EXERCISE DIRECTIONS - Everything in the data should be repeated exactly, save for the images.

[begin SUPPLIED MATERIAL]

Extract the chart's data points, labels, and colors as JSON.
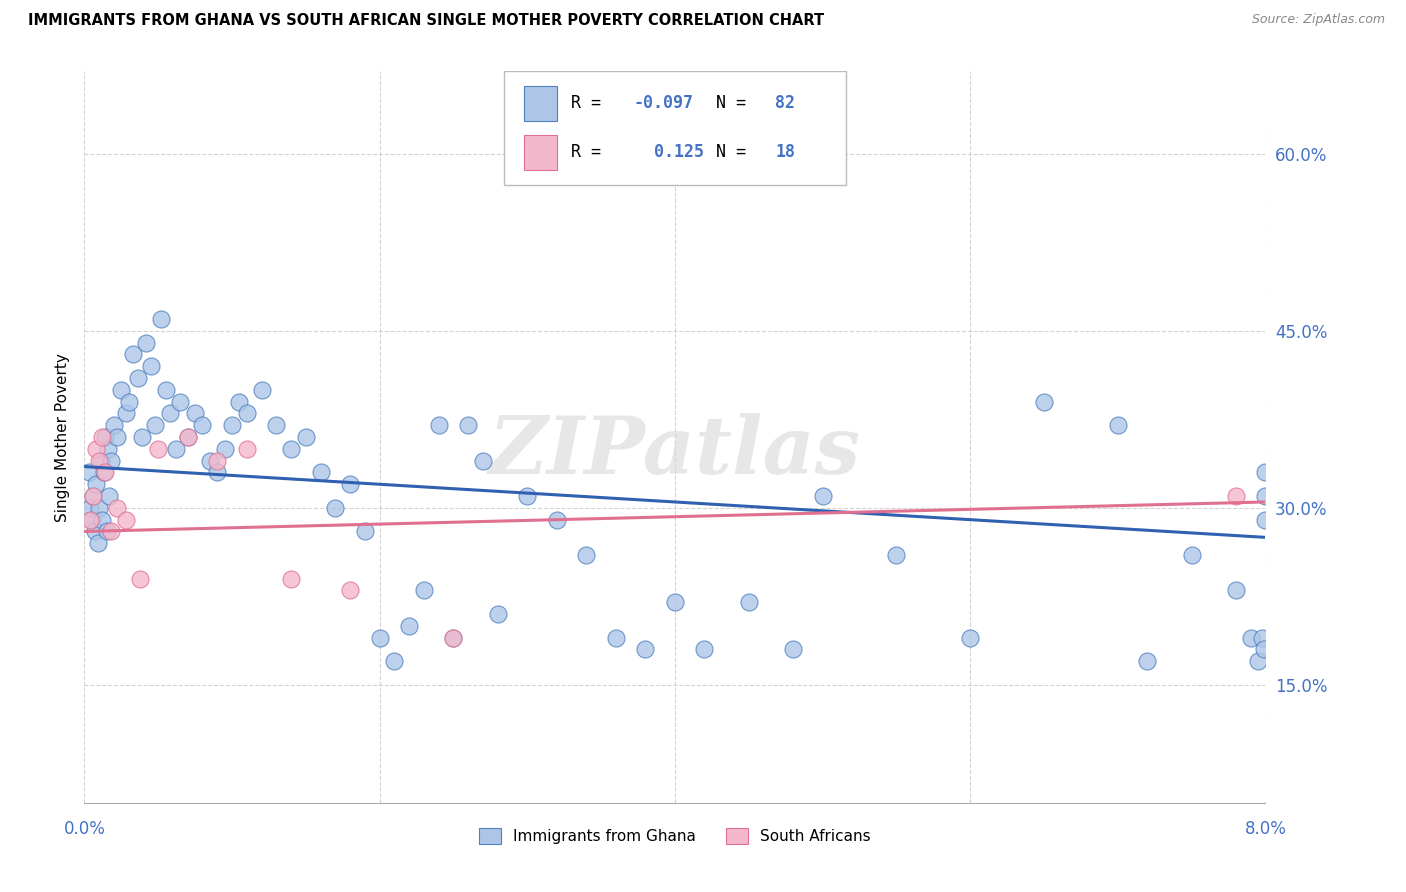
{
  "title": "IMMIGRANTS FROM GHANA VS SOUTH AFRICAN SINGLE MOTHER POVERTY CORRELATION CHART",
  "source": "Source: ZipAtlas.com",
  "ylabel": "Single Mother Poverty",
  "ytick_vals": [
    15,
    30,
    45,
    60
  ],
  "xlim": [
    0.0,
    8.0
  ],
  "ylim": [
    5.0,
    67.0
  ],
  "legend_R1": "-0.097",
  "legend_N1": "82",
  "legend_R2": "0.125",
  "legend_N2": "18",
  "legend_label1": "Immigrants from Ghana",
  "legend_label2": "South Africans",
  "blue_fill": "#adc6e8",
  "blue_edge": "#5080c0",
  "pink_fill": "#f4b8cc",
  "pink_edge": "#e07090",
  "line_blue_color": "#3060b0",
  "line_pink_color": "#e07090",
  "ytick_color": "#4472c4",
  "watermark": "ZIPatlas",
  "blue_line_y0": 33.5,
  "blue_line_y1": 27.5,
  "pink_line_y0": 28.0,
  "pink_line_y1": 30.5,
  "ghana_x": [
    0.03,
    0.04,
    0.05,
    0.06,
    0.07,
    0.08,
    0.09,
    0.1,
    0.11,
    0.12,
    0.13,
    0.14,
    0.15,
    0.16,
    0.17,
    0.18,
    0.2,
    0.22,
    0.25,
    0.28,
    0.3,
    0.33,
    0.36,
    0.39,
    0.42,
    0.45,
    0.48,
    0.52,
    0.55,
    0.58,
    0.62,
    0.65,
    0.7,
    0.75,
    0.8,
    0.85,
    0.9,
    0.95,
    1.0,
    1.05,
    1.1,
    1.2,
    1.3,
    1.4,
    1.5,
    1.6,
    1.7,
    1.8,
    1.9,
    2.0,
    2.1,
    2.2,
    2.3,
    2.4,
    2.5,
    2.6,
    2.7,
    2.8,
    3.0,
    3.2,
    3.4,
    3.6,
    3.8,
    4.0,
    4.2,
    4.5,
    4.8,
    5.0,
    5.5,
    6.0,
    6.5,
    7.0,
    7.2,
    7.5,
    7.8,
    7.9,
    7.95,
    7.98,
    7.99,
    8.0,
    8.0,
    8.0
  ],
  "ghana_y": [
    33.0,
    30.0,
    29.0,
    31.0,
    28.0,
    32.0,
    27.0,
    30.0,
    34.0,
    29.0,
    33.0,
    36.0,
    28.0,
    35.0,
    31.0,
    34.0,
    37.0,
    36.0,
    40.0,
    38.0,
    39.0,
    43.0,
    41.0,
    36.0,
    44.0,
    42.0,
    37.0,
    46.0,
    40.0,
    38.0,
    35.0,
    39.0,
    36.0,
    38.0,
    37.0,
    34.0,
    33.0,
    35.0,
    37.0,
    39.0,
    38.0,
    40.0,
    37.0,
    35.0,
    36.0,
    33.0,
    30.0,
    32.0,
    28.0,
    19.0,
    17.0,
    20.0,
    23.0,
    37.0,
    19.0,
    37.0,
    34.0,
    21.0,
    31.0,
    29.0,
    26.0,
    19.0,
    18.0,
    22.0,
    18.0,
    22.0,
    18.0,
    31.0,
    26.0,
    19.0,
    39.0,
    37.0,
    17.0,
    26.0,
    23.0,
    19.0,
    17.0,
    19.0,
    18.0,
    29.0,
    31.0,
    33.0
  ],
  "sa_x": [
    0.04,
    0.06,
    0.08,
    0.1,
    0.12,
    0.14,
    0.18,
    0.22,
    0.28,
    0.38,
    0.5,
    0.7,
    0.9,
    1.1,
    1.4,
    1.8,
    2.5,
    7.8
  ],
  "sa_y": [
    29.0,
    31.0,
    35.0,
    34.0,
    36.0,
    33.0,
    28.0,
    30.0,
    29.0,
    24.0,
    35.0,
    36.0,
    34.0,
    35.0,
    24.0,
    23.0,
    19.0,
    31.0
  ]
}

[end SUPPLIED MATERIAL]

ANSWER TO THE TASK -
Extract the chart's data points, labels, and colors as JSON.
{
  "title": "IMMIGRANTS FROM GHANA VS SOUTH AFRICAN SINGLE MOTHER POVERTY CORRELATION CHART",
  "source": "Source: ZipAtlas.com",
  "ylabel": "Single Mother Poverty",
  "ytick_vals": [
    15,
    30,
    45,
    60
  ],
  "xlim": [
    0.0,
    8.0
  ],
  "ylim": [
    5.0,
    67.0
  ],
  "legend_R1": "-0.097",
  "legend_N1": "82",
  "legend_R2": "0.125",
  "legend_N2": "18",
  "legend_label1": "Immigrants from Ghana",
  "legend_label2": "South Africans",
  "blue_fill": "#adc6e8",
  "blue_edge": "#5080c0",
  "pink_fill": "#f4b8cc",
  "pink_edge": "#e07090",
  "line_blue_color": "#3060b0",
  "line_pink_color": "#e07090",
  "ytick_color": "#4472c4",
  "watermark": "ZIPatlas",
  "blue_line_y0": 33.5,
  "blue_line_y1": 27.5,
  "pink_line_y0": 28.0,
  "pink_line_y1": 30.5,
  "ghana_x": [
    0.03,
    0.04,
    0.05,
    0.06,
    0.07,
    0.08,
    0.09,
    0.1,
    0.11,
    0.12,
    0.13,
    0.14,
    0.15,
    0.16,
    0.17,
    0.18,
    0.2,
    0.22,
    0.25,
    0.28,
    0.3,
    0.33,
    0.36,
    0.39,
    0.42,
    0.45,
    0.48,
    0.52,
    0.55,
    0.58,
    0.62,
    0.65,
    0.7,
    0.75,
    0.8,
    0.85,
    0.9,
    0.95,
    1.0,
    1.05,
    1.1,
    1.2,
    1.3,
    1.4,
    1.5,
    1.6,
    1.7,
    1.8,
    1.9,
    2.0,
    2.1,
    2.2,
    2.3,
    2.4,
    2.5,
    2.6,
    2.7,
    2.8,
    3.0,
    3.2,
    3.4,
    3.6,
    3.8,
    4.0,
    4.2,
    4.5,
    4.8,
    5.0,
    5.5,
    6.0,
    6.5,
    7.0,
    7.2,
    7.5,
    7.8,
    7.9,
    7.95,
    7.98,
    7.99,
    8.0,
    8.0,
    8.0
  ],
  "ghana_y": [
    33.0,
    30.0,
    29.0,
    31.0,
    28.0,
    32.0,
    27.0,
    30.0,
    34.0,
    29.0,
    33.0,
    36.0,
    28.0,
    35.0,
    31.0,
    34.0,
    37.0,
    36.0,
    40.0,
    38.0,
    39.0,
    43.0,
    41.0,
    36.0,
    44.0,
    42.0,
    37.0,
    46.0,
    40.0,
    38.0,
    35.0,
    39.0,
    36.0,
    38.0,
    37.0,
    34.0,
    33.0,
    35.0,
    37.0,
    39.0,
    38.0,
    40.0,
    37.0,
    35.0,
    36.0,
    33.0,
    30.0,
    32.0,
    28.0,
    19.0,
    17.0,
    20.0,
    23.0,
    37.0,
    19.0,
    37.0,
    34.0,
    21.0,
    31.0,
    29.0,
    26.0,
    19.0,
    18.0,
    22.0,
    18.0,
    22.0,
    18.0,
    31.0,
    26.0,
    19.0,
    39.0,
    37.0,
    17.0,
    26.0,
    23.0,
    19.0,
    17.0,
    19.0,
    18.0,
    29.0,
    31.0,
    33.0
  ],
  "sa_x": [
    0.04,
    0.06,
    0.08,
    0.1,
    0.12,
    0.14,
    0.18,
    0.22,
    0.28,
    0.38,
    0.5,
    0.7,
    0.9,
    1.1,
    1.4,
    1.8,
    2.5,
    7.8
  ],
  "sa_y": [
    29.0,
    31.0,
    35.0,
    34.0,
    36.0,
    33.0,
    28.0,
    30.0,
    29.0,
    24.0,
    35.0,
    36.0,
    34.0,
    35.0,
    24.0,
    23.0,
    19.0,
    31.0
  ]
}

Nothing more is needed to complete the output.